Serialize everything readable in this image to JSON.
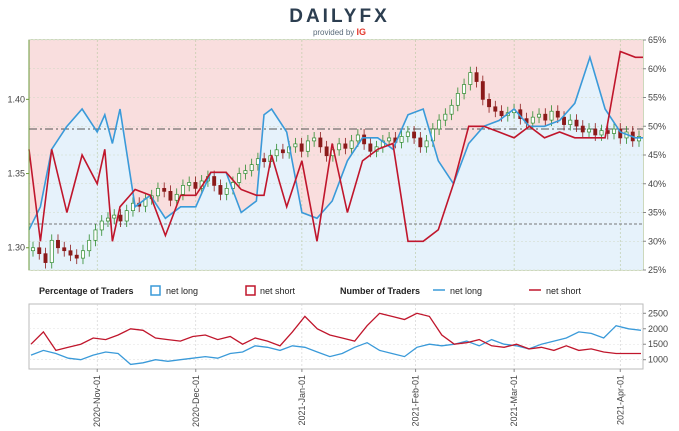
{
  "brand": {
    "name": "DAILYFX",
    "provided_by": "provided by",
    "partner": "IG"
  },
  "legend": {
    "pct_title": "Percentage of Traders",
    "num_title": "Number of Traders",
    "net_long": "net long",
    "net_short": "net short"
  },
  "colors": {
    "long": "#3a9ad9",
    "short": "#c0162c",
    "up_candle": "#2e8b2e",
    "down_candle": "#8b1a1a",
    "long_fill": "#e6f2fb",
    "short_fill": "#f9dede"
  },
  "chart_data": [
    {
      "type": "line",
      "title": "",
      "price_axis": {
        "ticks": [
          "1.30",
          "1.35",
          "1.40"
        ],
        "ylim": [
          1.285,
          1.44
        ]
      },
      "pct_axis": {
        "ticks": [
          "25%",
          "30%",
          "35%",
          "40%",
          "45%",
          "50%",
          "55%",
          "60%",
          "65%"
        ],
        "ylim": [
          25,
          65
        ]
      },
      "reference_lines": {
        "price_level": 1.38,
        "pct_level": 33
      },
      "x_ticks": [
        "2020-Nov-01",
        "2020-Dec-01",
        "2021-Jan-01",
        "2021-Feb-01",
        "2021-Mar-01",
        "2021-Apr-01"
      ],
      "series": [
        {
          "name": "net long",
          "x": [
            0,
            3,
            6,
            10,
            14,
            18,
            20,
            22,
            24,
            28,
            32,
            36,
            40,
            44,
            48,
            52,
            56,
            60,
            62,
            64,
            68,
            72,
            76,
            80,
            84,
            88,
            92,
            96,
            100,
            104,
            108,
            112,
            116,
            120,
            124,
            128,
            132,
            136,
            140,
            144,
            148,
            152,
            156,
            160,
            162
          ],
          "values": [
            32,
            36,
            46,
            50,
            53,
            49,
            52,
            47,
            53,
            36,
            38,
            34,
            36,
            36,
            42,
            42,
            35,
            37,
            52,
            53,
            49,
            35,
            34,
            37,
            44,
            48,
            48,
            46,
            52,
            53,
            44,
            40,
            47,
            50,
            51,
            53,
            50,
            50,
            51,
            54,
            62,
            53,
            49,
            48,
            48
          ]
        },
        {
          "name": "net short",
          "x": [
            0,
            3,
            6,
            10,
            14,
            18,
            20,
            22,
            24,
            28,
            32,
            36,
            40,
            44,
            48,
            52,
            56,
            60,
            62,
            64,
            68,
            72,
            76,
            80,
            84,
            88,
            92,
            96,
            100,
            104,
            108,
            112,
            116,
            120,
            124,
            128,
            132,
            136,
            140,
            144,
            148,
            152,
            156,
            160,
            162
          ],
          "values": [
            46,
            30,
            46,
            35,
            45,
            40,
            46,
            30,
            36,
            39,
            38,
            31,
            38,
            38,
            42,
            42,
            39,
            38,
            38,
            45,
            36,
            44,
            30,
            47,
            35,
            44,
            46,
            47,
            30,
            30,
            32,
            40,
            50,
            50,
            49,
            48,
            50,
            48,
            49,
            48,
            48,
            48,
            63,
            62,
            62
          ]
        }
      ],
      "candles": [
        1.3,
        1.296,
        1.29,
        1.305,
        1.3,
        1.298,
        1.295,
        1.293,
        1.298,
        1.305,
        1.312,
        1.318,
        1.32,
        1.322,
        1.318,
        1.325,
        1.33,
        1.328,
        1.333,
        1.335,
        1.34,
        1.338,
        1.332,
        1.336,
        1.342,
        1.344,
        1.34,
        1.345,
        1.348,
        1.342,
        1.336,
        1.34,
        1.344,
        1.35,
        1.352,
        1.356,
        1.36,
        1.358,
        1.362,
        1.366,
        1.364,
        1.368,
        1.37,
        1.365,
        1.372,
        1.374,
        1.368,
        1.362,
        1.366,
        1.37,
        1.367,
        1.372,
        1.376,
        1.37,
        1.365,
        1.368,
        1.372,
        1.374,
        1.371,
        1.375,
        1.378,
        1.374,
        1.368,
        1.372,
        1.38,
        1.386,
        1.39,
        1.396,
        1.404,
        1.41,
        1.418,
        1.412,
        1.4,
        1.395,
        1.392,
        1.389,
        1.391,
        1.393,
        1.387,
        1.384,
        1.388,
        1.39,
        1.386,
        1.392,
        1.388,
        1.383,
        1.386,
        1.382,
        1.378,
        1.38,
        1.376,
        1.379,
        1.377,
        1.38,
        1.374,
        1.378,
        1.372,
        1.375
      ]
    },
    {
      "type": "line",
      "title": "Number of Traders",
      "y_axis": {
        "ticks": [
          "1000",
          "1500",
          "2000",
          "2500"
        ],
        "ylim": [
          700,
          2800
        ]
      },
      "series": [
        {
          "name": "net long",
          "values": [
            1150,
            1300,
            1200,
            1050,
            1000,
            1150,
            1250,
            1200,
            850,
            900,
            1000,
            950,
            1000,
            1050,
            1100,
            1050,
            1200,
            1250,
            1450,
            1400,
            1300,
            1450,
            1400,
            1250,
            1100,
            1200,
            1400,
            1550,
            1300,
            1200,
            1100,
            1400,
            1500,
            1450,
            1500,
            1600,
            1450,
            1650,
            1500,
            1450,
            1350,
            1500,
            1600,
            1700,
            1900,
            1850,
            1700,
            2100,
            2000,
            1950
          ]
        },
        {
          "name": "net short",
          "values": [
            1500,
            1900,
            1300,
            1400,
            1500,
            1700,
            1650,
            1800,
            2000,
            1950,
            1700,
            1650,
            1600,
            1750,
            1800,
            1650,
            1750,
            1500,
            1700,
            1600,
            1450,
            1900,
            2400,
            2000,
            1800,
            1700,
            1600,
            2100,
            2500,
            2400,
            2300,
            2500,
            2400,
            1800,
            1500,
            1550,
            1650,
            1450,
            1400,
            1500,
            1350,
            1400,
            1300,
            1450,
            1300,
            1350,
            1250,
            1200,
            1200,
            1200
          ]
        }
      ]
    }
  ]
}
++++++
### Task brief
Leave images out of the retyped records; keep all else exact.

### Task output
Serialize everything readable in this image to JSON.
{
  "brand": {
    "name": "DAILYFX",
    "provided_by": "provided by",
    "partner": "IG"
  },
  "legend": {
    "pct_title": "Percentage of Traders",
    "num_title": "Number of Traders",
    "net_long": "net long",
    "net_short": "net short"
  },
  "colors": {
    "long": "#3a9ad9",
    "short": "#c0162c",
    "up_candle": "#2e8b2e",
    "down_candle": "#8b1a1a",
    "long_fill": "#e6f2fb",
    "short_fill": "#f9dede"
  },
  "chart_data": [
    {
      "type": "line",
      "title": "",
      "price_axis": {
        "ticks": [
          "1.30",
          "1.35",
          "1.40"
        ],
        "ylim": [
          1.285,
          1.44
        ]
      },
      "pct_axis": {
        "ticks": [
          "25%",
          "30%",
          "35%",
          "40%",
          "45%",
          "50%",
          "55%",
          "60%",
          "65%"
        ],
        "ylim": [
          25,
          65
        ]
      },
      "reference_lines": {
        "price_level": 1.38,
        "pct_level": 33
      },
      "x_ticks": [
        "2020-Nov-01",
        "2020-Dec-01",
        "2021-Jan-01",
        "2021-Feb-01",
        "2021-Mar-01",
        "2021-Apr-01"
      ],
      "series": [
        {
          "name": "net long",
          "x": [
            0,
            3,
            6,
            10,
            14,
            18,
            20,
            22,
            24,
            28,
            32,
            36,
            40,
            44,
            48,
            52,
            56,
            60,
            62,
            64,
            68,
            72,
            76,
            80,
            84,
            88,
            92,
            96,
            100,
            104,
            108,
            112,
            116,
            120,
            124,
            128,
            132,
            136,
            140,
            144,
            148,
            152,
            156,
            160,
            162
          ],
          "values": [
            32,
            36,
            46,
            50,
            53,
            49,
            52,
            47,
            53,
            36,
            38,
            34,
            36,
            36,
            42,
            42,
            35,
            37,
            52,
            53,
            49,
            35,
            34,
            37,
            44,
            48,
            48,
            46,
            52,
            53,
            44,
            40,
            47,
            50,
            51,
            53,
            50,
            50,
            51,
            54,
            62,
            53,
            49,
            48,
            48
          ]
        },
        {
          "name": "net short",
          "x": [
            0,
            3,
            6,
            10,
            14,
            18,
            20,
            22,
            24,
            28,
            32,
            36,
            40,
            44,
            48,
            52,
            56,
            60,
            62,
            64,
            68,
            72,
            76,
            80,
            84,
            88,
            92,
            96,
            100,
            104,
            108,
            112,
            116,
            120,
            124,
            128,
            132,
            136,
            140,
            144,
            148,
            152,
            156,
            160,
            162
          ],
          "values": [
            46,
            30,
            46,
            35,
            45,
            40,
            46,
            30,
            36,
            39,
            38,
            31,
            38,
            38,
            42,
            42,
            39,
            38,
            38,
            45,
            36,
            44,
            30,
            47,
            35,
            44,
            46,
            47,
            30,
            30,
            32,
            40,
            50,
            50,
            49,
            48,
            50,
            48,
            49,
            48,
            48,
            48,
            63,
            62,
            62
          ]
        }
      ],
      "candles": [
        1.3,
        1.296,
        1.29,
        1.305,
        1.3,
        1.298,
        1.295,
        1.293,
        1.298,
        1.305,
        1.312,
        1.318,
        1.32,
        1.322,
        1.318,
        1.325,
        1.33,
        1.328,
        1.333,
        1.335,
        1.34,
        1.338,
        1.332,
        1.336,
        1.342,
        1.344,
        1.34,
        1.345,
        1.348,
        1.342,
        1.336,
        1.34,
        1.344,
        1.35,
        1.352,
        1.356,
        1.36,
        1.358,
        1.362,
        1.366,
        1.364,
        1.368,
        1.37,
        1.365,
        1.372,
        1.374,
        1.368,
        1.362,
        1.366,
        1.37,
        1.367,
        1.372,
        1.376,
        1.37,
        1.365,
        1.368,
        1.372,
        1.374,
        1.371,
        1.375,
        1.378,
        1.374,
        1.368,
        1.372,
        1.38,
        1.386,
        1.39,
        1.396,
        1.404,
        1.41,
        1.418,
        1.412,
        1.4,
        1.395,
        1.392,
        1.389,
        1.391,
        1.393,
        1.387,
        1.384,
        1.388,
        1.39,
        1.386,
        1.392,
        1.388,
        1.383,
        1.386,
        1.382,
        1.378,
        1.38,
        1.376,
        1.379,
        1.377,
        1.38,
        1.374,
        1.378,
        1.372,
        1.375
      ]
    },
    {
      "type": "line",
      "title": "Number of Traders",
      "y_axis": {
        "ticks": [
          "1000",
          "1500",
          "2000",
          "2500"
        ],
        "ylim": [
          700,
          2800
        ]
      },
      "series": [
        {
          "name": "net long",
          "values": [
            1150,
            1300,
            1200,
            1050,
            1000,
            1150,
            1250,
            1200,
            850,
            900,
            1000,
            950,
            1000,
            1050,
            1100,
            1050,
            1200,
            1250,
            1450,
            1400,
            1300,
            1450,
            1400,
            1250,
            1100,
            1200,
            1400,
            1550,
            1300,
            1200,
            1100,
            1400,
            1500,
            1450,
            1500,
            1600,
            1450,
            1650,
            1500,
            1450,
            1350,
            1500,
            1600,
            1700,
            1900,
            1850,
            1700,
            2100,
            2000,
            1950
          ]
        },
        {
          "name": "net short",
          "values": [
            1500,
            1900,
            1300,
            1400,
            1500,
            1700,
            1650,
            1800,
            2000,
            1950,
            1700,
            1650,
            1600,
            1750,
            1800,
            1650,
            1750,
            1500,
            1700,
            1600,
            1450,
            1900,
            2400,
            2000,
            1800,
            1700,
            1600,
            2100,
            2500,
            2400,
            2300,
            2500,
            2400,
            1800,
            1500,
            1550,
            1650,
            1450,
            1400,
            1500,
            1350,
            1400,
            1300,
            1450,
            1300,
            1350,
            1250,
            1200,
            1200,
            1200
          ]
        }
      ]
    }
  ]
}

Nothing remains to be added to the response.